All the records that follow need to be reproduced exactly. Omit the images.

(Saved data entries)
--- Start ---

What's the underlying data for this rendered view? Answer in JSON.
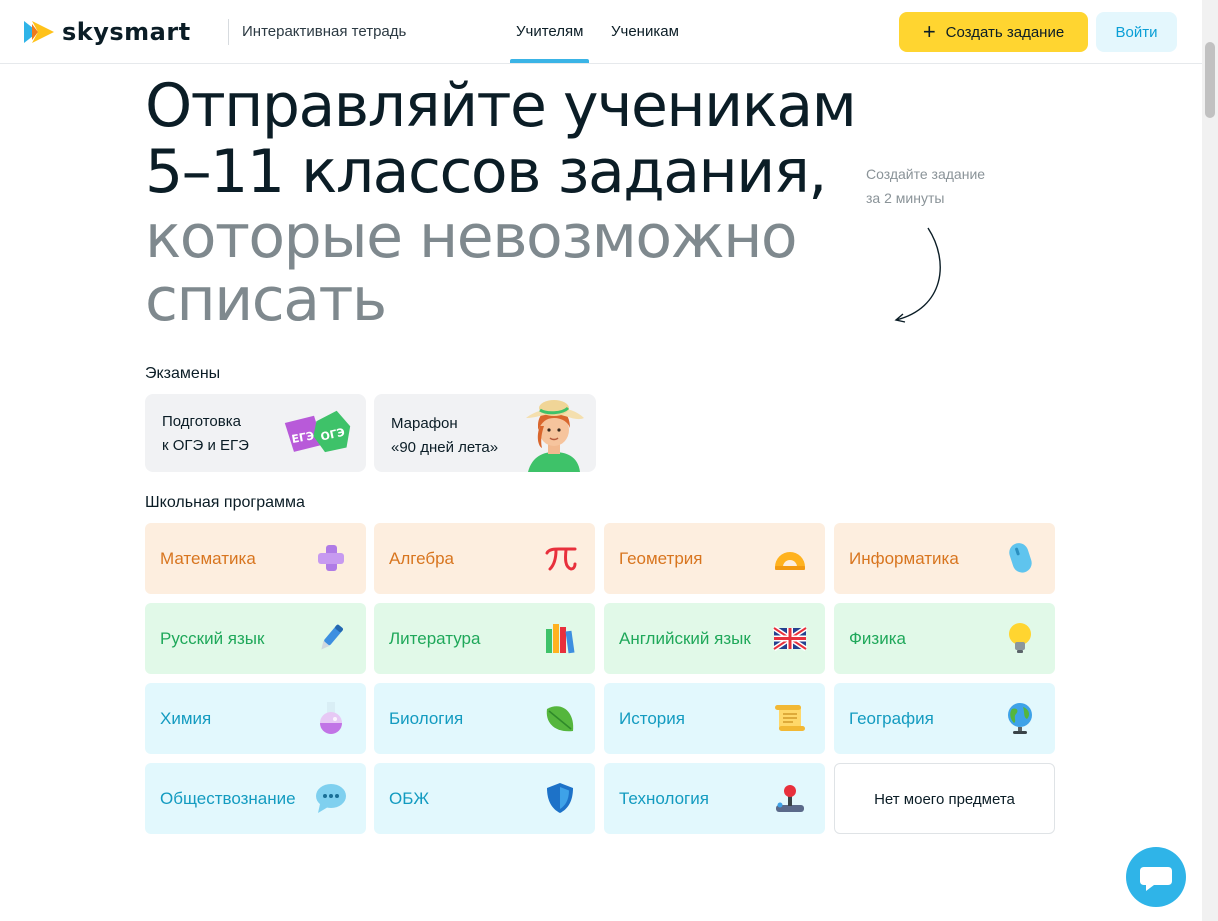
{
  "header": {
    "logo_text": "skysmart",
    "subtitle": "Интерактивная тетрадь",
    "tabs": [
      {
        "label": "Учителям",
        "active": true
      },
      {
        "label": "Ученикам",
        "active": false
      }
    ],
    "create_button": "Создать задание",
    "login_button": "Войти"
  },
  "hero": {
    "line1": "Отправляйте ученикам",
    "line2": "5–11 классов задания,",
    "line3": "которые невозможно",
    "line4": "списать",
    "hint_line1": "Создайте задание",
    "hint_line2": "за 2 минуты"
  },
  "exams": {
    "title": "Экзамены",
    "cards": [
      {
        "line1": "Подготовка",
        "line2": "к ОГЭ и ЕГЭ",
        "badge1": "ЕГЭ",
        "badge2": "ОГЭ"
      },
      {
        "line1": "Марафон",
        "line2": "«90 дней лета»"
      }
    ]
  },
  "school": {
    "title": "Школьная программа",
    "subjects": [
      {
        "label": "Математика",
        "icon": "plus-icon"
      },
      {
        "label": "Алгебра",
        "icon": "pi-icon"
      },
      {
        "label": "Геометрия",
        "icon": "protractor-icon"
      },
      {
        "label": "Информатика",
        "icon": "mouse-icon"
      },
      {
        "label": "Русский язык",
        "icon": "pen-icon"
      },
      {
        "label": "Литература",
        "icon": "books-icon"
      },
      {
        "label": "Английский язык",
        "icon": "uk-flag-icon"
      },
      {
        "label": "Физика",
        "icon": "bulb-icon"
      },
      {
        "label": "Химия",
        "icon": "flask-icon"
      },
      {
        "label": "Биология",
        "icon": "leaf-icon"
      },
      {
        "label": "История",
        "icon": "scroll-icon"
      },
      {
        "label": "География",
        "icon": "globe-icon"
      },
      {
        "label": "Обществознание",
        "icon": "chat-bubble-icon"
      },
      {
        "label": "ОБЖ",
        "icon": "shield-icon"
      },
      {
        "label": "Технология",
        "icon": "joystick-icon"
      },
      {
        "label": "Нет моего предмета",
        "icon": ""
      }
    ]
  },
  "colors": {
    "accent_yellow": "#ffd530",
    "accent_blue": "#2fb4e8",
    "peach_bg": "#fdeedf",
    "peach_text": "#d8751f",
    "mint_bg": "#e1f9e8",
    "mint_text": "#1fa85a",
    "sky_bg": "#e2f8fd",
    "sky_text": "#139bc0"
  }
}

--- End ---

> The reply
What's the underlying data for this rendered view? Answer in JSON.
{
  "header": {
    "logo_text": "skysmart",
    "subtitle": "Интерактивная тетрадь",
    "tabs": [
      {
        "label": "Учителям",
        "active": true
      },
      {
        "label": "Ученикам",
        "active": false
      }
    ],
    "create_button": "Создать задание",
    "login_button": "Войти"
  },
  "hero": {
    "line1": "Отправляйте ученикам",
    "line2": "5–11 классов задания,",
    "line3": "которые невозможно",
    "line4": "списать",
    "hint_line1": "Создайте задание",
    "hint_line2": "за 2 минуты"
  },
  "exams": {
    "title": "Экзамены",
    "cards": [
      {
        "line1": "Подготовка",
        "line2": "к ОГЭ и ЕГЭ",
        "badge1": "ЕГЭ",
        "badge2": "ОГЭ"
      },
      {
        "line1": "Марафон",
        "line2": "«90 дней лета»"
      }
    ]
  },
  "school": {
    "title": "Школьная программа",
    "subjects": [
      {
        "label": "Математика",
        "icon": "plus-icon"
      },
      {
        "label": "Алгебра",
        "icon": "pi-icon"
      },
      {
        "label": "Геометрия",
        "icon": "protractor-icon"
      },
      {
        "label": "Информатика",
        "icon": "mouse-icon"
      },
      {
        "label": "Русский язык",
        "icon": "pen-icon"
      },
      {
        "label": "Литература",
        "icon": "books-icon"
      },
      {
        "label": "Английский язык",
        "icon": "uk-flag-icon"
      },
      {
        "label": "Физика",
        "icon": "bulb-icon"
      },
      {
        "label": "Химия",
        "icon": "flask-icon"
      },
      {
        "label": "Биология",
        "icon": "leaf-icon"
      },
      {
        "label": "История",
        "icon": "scroll-icon"
      },
      {
        "label": "География",
        "icon": "globe-icon"
      },
      {
        "label": "Обществознание",
        "icon": "chat-bubble-icon"
      },
      {
        "label": "ОБЖ",
        "icon": "shield-icon"
      },
      {
        "label": "Технология",
        "icon": "joystick-icon"
      },
      {
        "label": "Нет моего предмета",
        "icon": ""
      }
    ]
  },
  "colors": {
    "accent_yellow": "#ffd530",
    "accent_blue": "#2fb4e8",
    "peach_bg": "#fdeedf",
    "peach_text": "#d8751f",
    "mint_bg": "#e1f9e8",
    "mint_text": "#1fa85a",
    "sky_bg": "#e2f8fd",
    "sky_text": "#139bc0"
  }
}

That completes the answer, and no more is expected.